Items from a figure collection
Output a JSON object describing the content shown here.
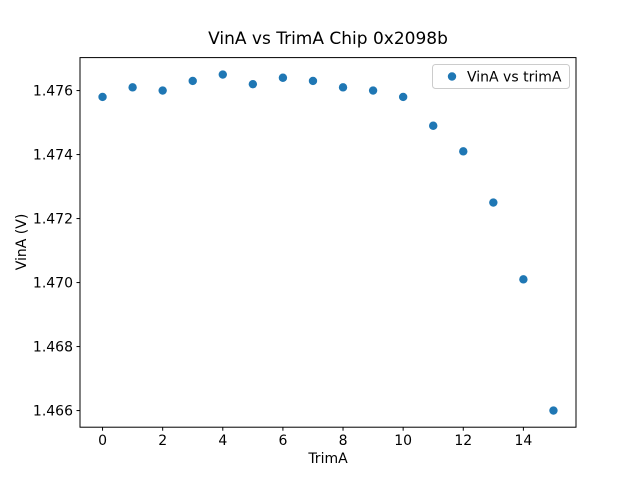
{
  "chart_data": {
    "type": "scatter",
    "title": "VinA vs TrimA Chip 0x2098b",
    "xlabel": "TrimA",
    "ylabel": "VinA (V)",
    "x": [
      0,
      1,
      2,
      3,
      4,
      5,
      6,
      7,
      8,
      9,
      10,
      11,
      12,
      13,
      14,
      15
    ],
    "y": [
      1.4758,
      1.4761,
      1.476,
      1.4763,
      1.4765,
      1.4762,
      1.4764,
      1.4763,
      1.4761,
      1.476,
      1.4758,
      1.4749,
      1.4741,
      1.4725,
      1.4701,
      1.466
    ],
    "xlim": [
      -0.75,
      15.75
    ],
    "ylim": [
      1.46548,
      1.47703
    ],
    "xticks": [
      0,
      2,
      4,
      6,
      8,
      10,
      12,
      14
    ],
    "yticks": [
      1.466,
      1.468,
      1.47,
      1.472,
      1.474,
      1.476
    ],
    "ytick_decimals": 3,
    "legend": {
      "label": "VinA vs trimA",
      "position": "upper right"
    },
    "marker_color": "#1f77b4",
    "spine_color": "#000000",
    "legend_border_color": "#cccccc",
    "grid": false
  }
}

> STATED GOAL:
Leave the images out and output the remaining material exactly as it stands.

> OUTPUT OF THE EXERCISE:
Output a JSON object describing the content shown here.
{
  "chart_data": {
    "type": "scatter",
    "title": "VinA vs TrimA Chip 0x2098b",
    "xlabel": "TrimA",
    "ylabel": "VinA (V)",
    "x": [
      0,
      1,
      2,
      3,
      4,
      5,
      6,
      7,
      8,
      9,
      10,
      11,
      12,
      13,
      14,
      15
    ],
    "y": [
      1.4758,
      1.4761,
      1.476,
      1.4763,
      1.4765,
      1.4762,
      1.4764,
      1.4763,
      1.4761,
      1.476,
      1.4758,
      1.4749,
      1.4741,
      1.4725,
      1.4701,
      1.466
    ],
    "xlim": [
      -0.75,
      15.75
    ],
    "ylim": [
      1.46548,
      1.47703
    ],
    "xticks": [
      0,
      2,
      4,
      6,
      8,
      10,
      12,
      14
    ],
    "yticks": [
      1.466,
      1.468,
      1.47,
      1.472,
      1.474,
      1.476
    ],
    "ytick_decimals": 3,
    "legend": {
      "label": "VinA vs trimA",
      "position": "upper right"
    },
    "marker_color": "#1f77b4",
    "spine_color": "#000000",
    "legend_border_color": "#cccccc",
    "grid": false
  }
}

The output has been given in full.